— START EXCERPTED DATA —

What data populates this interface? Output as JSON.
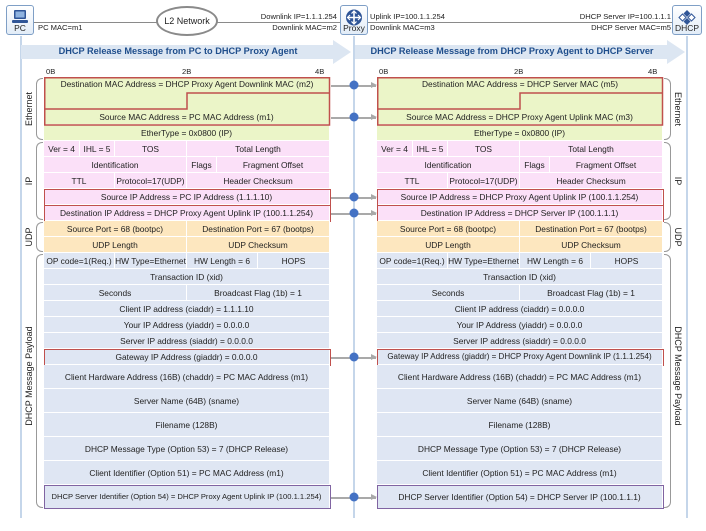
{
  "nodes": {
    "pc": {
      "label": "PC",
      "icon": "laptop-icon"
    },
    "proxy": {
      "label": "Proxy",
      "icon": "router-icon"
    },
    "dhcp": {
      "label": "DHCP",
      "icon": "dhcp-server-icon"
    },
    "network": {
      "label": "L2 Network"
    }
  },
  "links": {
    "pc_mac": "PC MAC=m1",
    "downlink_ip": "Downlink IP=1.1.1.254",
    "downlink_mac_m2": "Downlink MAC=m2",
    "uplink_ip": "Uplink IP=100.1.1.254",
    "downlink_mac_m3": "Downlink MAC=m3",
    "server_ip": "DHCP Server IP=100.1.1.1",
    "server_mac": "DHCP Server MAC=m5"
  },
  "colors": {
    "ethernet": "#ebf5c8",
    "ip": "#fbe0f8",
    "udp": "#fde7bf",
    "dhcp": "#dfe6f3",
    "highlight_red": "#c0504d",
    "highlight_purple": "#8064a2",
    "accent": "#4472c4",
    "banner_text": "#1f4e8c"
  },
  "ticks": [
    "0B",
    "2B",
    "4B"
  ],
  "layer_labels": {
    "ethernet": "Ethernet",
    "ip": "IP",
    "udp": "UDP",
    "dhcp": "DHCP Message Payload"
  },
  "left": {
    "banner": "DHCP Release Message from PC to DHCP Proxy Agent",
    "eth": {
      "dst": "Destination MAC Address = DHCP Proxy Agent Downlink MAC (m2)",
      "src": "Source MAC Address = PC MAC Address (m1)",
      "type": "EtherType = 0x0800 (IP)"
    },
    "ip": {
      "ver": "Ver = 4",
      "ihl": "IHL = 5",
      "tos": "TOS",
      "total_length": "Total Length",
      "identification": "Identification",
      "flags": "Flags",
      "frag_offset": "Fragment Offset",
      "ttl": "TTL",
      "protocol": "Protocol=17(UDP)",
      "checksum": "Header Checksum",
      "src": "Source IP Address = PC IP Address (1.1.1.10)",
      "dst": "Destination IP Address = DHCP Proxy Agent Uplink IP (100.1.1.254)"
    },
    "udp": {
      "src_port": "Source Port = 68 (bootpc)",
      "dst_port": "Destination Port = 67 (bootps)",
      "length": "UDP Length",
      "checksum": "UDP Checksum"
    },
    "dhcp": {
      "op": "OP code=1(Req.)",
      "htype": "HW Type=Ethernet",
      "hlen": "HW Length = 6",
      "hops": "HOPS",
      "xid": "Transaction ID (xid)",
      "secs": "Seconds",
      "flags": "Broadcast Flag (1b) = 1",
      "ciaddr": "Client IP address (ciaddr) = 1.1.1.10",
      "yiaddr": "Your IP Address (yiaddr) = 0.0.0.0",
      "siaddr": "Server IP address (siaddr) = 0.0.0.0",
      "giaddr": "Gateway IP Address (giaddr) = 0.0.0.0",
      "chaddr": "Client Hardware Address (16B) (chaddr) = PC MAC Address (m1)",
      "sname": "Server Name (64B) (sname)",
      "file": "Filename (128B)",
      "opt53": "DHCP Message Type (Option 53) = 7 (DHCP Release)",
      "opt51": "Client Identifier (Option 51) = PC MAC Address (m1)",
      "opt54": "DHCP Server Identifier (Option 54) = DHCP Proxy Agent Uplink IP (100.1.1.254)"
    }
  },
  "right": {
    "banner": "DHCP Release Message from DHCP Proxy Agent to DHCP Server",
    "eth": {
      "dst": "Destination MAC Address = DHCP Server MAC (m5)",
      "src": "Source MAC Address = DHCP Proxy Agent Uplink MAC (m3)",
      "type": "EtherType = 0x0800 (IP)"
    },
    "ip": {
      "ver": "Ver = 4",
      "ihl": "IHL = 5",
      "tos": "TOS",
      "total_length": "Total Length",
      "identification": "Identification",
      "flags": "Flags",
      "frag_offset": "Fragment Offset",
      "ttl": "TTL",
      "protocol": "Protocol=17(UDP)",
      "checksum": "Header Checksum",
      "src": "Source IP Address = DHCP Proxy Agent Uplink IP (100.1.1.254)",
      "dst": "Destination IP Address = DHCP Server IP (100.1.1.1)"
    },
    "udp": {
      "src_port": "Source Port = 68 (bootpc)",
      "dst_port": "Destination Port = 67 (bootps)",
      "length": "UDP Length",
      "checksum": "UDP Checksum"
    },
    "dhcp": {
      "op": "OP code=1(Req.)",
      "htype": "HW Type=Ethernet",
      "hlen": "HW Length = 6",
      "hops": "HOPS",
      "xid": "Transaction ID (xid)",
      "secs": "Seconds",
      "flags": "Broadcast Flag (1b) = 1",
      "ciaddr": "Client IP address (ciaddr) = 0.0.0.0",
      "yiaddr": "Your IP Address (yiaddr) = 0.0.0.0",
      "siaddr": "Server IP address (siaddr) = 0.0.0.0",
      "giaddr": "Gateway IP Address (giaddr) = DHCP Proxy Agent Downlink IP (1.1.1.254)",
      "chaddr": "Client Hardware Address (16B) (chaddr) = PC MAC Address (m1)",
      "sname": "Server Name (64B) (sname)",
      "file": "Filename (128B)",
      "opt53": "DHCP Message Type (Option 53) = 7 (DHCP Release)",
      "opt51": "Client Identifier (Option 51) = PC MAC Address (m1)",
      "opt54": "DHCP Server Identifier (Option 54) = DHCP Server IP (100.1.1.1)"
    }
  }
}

— END EXCERPTED DATA —

#### TASK BRIEF:
Write out the full listing verbatim, excluding its pictures.

#### PROBLEM SOLUTION:
What data populates this interface? Output as JSON.
{
  "nodes": {
    "pc": {
      "label": "PC",
      "icon": "laptop-icon"
    },
    "proxy": {
      "label": "Proxy",
      "icon": "router-icon"
    },
    "dhcp": {
      "label": "DHCP",
      "icon": "dhcp-server-icon"
    },
    "network": {
      "label": "L2 Network"
    }
  },
  "links": {
    "pc_mac": "PC MAC=m1",
    "downlink_ip": "Downlink IP=1.1.1.254",
    "downlink_mac_m2": "Downlink MAC=m2",
    "uplink_ip": "Uplink IP=100.1.1.254",
    "downlink_mac_m3": "Downlink MAC=m3",
    "server_ip": "DHCP Server IP=100.1.1.1",
    "server_mac": "DHCP Server MAC=m5"
  },
  "colors": {
    "ethernet": "#ebf5c8",
    "ip": "#fbe0f8",
    "udp": "#fde7bf",
    "dhcp": "#dfe6f3",
    "highlight_red": "#c0504d",
    "highlight_purple": "#8064a2",
    "accent": "#4472c4",
    "banner_text": "#1f4e8c"
  },
  "ticks": [
    "0B",
    "2B",
    "4B"
  ],
  "layer_labels": {
    "ethernet": "Ethernet",
    "ip": "IP",
    "udp": "UDP",
    "dhcp": "DHCP Message Payload"
  },
  "left": {
    "banner": "DHCP Release Message from PC to DHCP Proxy Agent",
    "eth": {
      "dst": "Destination MAC Address = DHCP Proxy Agent Downlink MAC (m2)",
      "src": "Source MAC Address = PC MAC Address (m1)",
      "type": "EtherType = 0x0800 (IP)"
    },
    "ip": {
      "ver": "Ver = 4",
      "ihl": "IHL = 5",
      "tos": "TOS",
      "total_length": "Total Length",
      "identification": "Identification",
      "flags": "Flags",
      "frag_offset": "Fragment Offset",
      "ttl": "TTL",
      "protocol": "Protocol=17(UDP)",
      "checksum": "Header Checksum",
      "src": "Source IP Address = PC IP Address (1.1.1.10)",
      "dst": "Destination IP Address = DHCP Proxy Agent Uplink IP (100.1.1.254)"
    },
    "udp": {
      "src_port": "Source Port = 68 (bootpc)",
      "dst_port": "Destination Port = 67 (bootps)",
      "length": "UDP Length",
      "checksum": "UDP Checksum"
    },
    "dhcp": {
      "op": "OP code=1(Req.)",
      "htype": "HW Type=Ethernet",
      "hlen": "HW Length = 6",
      "hops": "HOPS",
      "xid": "Transaction ID (xid)",
      "secs": "Seconds",
      "flags": "Broadcast Flag (1b) = 1",
      "ciaddr": "Client IP address (ciaddr) = 1.1.1.10",
      "yiaddr": "Your IP Address (yiaddr) = 0.0.0.0",
      "siaddr": "Server IP address (siaddr) = 0.0.0.0",
      "giaddr": "Gateway IP Address (giaddr) = 0.0.0.0",
      "chaddr": "Client Hardware Address (16B) (chaddr) = PC MAC Address (m1)",
      "sname": "Server Name (64B) (sname)",
      "file": "Filename (128B)",
      "opt53": "DHCP Message Type (Option 53) = 7 (DHCP Release)",
      "opt51": "Client Identifier (Option 51) = PC MAC Address (m1)",
      "opt54": "DHCP Server Identifier (Option 54) = DHCP Proxy Agent Uplink IP (100.1.1.254)"
    }
  },
  "right": {
    "banner": "DHCP Release Message from DHCP Proxy Agent to DHCP Server",
    "eth": {
      "dst": "Destination MAC Address = DHCP Server MAC (m5)",
      "src": "Source MAC Address = DHCP Proxy Agent Uplink MAC (m3)",
      "type": "EtherType = 0x0800 (IP)"
    },
    "ip": {
      "ver": "Ver = 4",
      "ihl": "IHL = 5",
      "tos": "TOS",
      "total_length": "Total Length",
      "identification": "Identification",
      "flags": "Flags",
      "frag_offset": "Fragment Offset",
      "ttl": "TTL",
      "protocol": "Protocol=17(UDP)",
      "checksum": "Header Checksum",
      "src": "Source IP Address = DHCP Proxy Agent Uplink IP (100.1.1.254)",
      "dst": "Destination IP Address = DHCP Server IP (100.1.1.1)"
    },
    "udp": {
      "src_port": "Source Port = 68 (bootpc)",
      "dst_port": "Destination Port = 67 (bootps)",
      "length": "UDP Length",
      "checksum": "UDP Checksum"
    },
    "dhcp": {
      "op": "OP code=1(Req.)",
      "htype": "HW Type=Ethernet",
      "hlen": "HW Length = 6",
      "hops": "HOPS",
      "xid": "Transaction ID (xid)",
      "secs": "Seconds",
      "flags": "Broadcast Flag (1b) = 1",
      "ciaddr": "Client IP address (ciaddr) = 0.0.0.0",
      "yiaddr": "Your IP Address (yiaddr) = 0.0.0.0",
      "siaddr": "Server IP address (siaddr) = 0.0.0.0",
      "giaddr": "Gateway IP Address (giaddr) = DHCP Proxy Agent Downlink IP (1.1.1.254)",
      "chaddr": "Client Hardware Address (16B) (chaddr) = PC MAC Address (m1)",
      "sname": "Server Name (64B) (sname)",
      "file": "Filename (128B)",
      "opt53": "DHCP Message Type (Option 53) = 7 (DHCP Release)",
      "opt51": "Client Identifier (Option 51) = PC MAC Address (m1)",
      "opt54": "DHCP Server Identifier (Option 54) = DHCP Server IP (100.1.1.1)"
    }
  }
}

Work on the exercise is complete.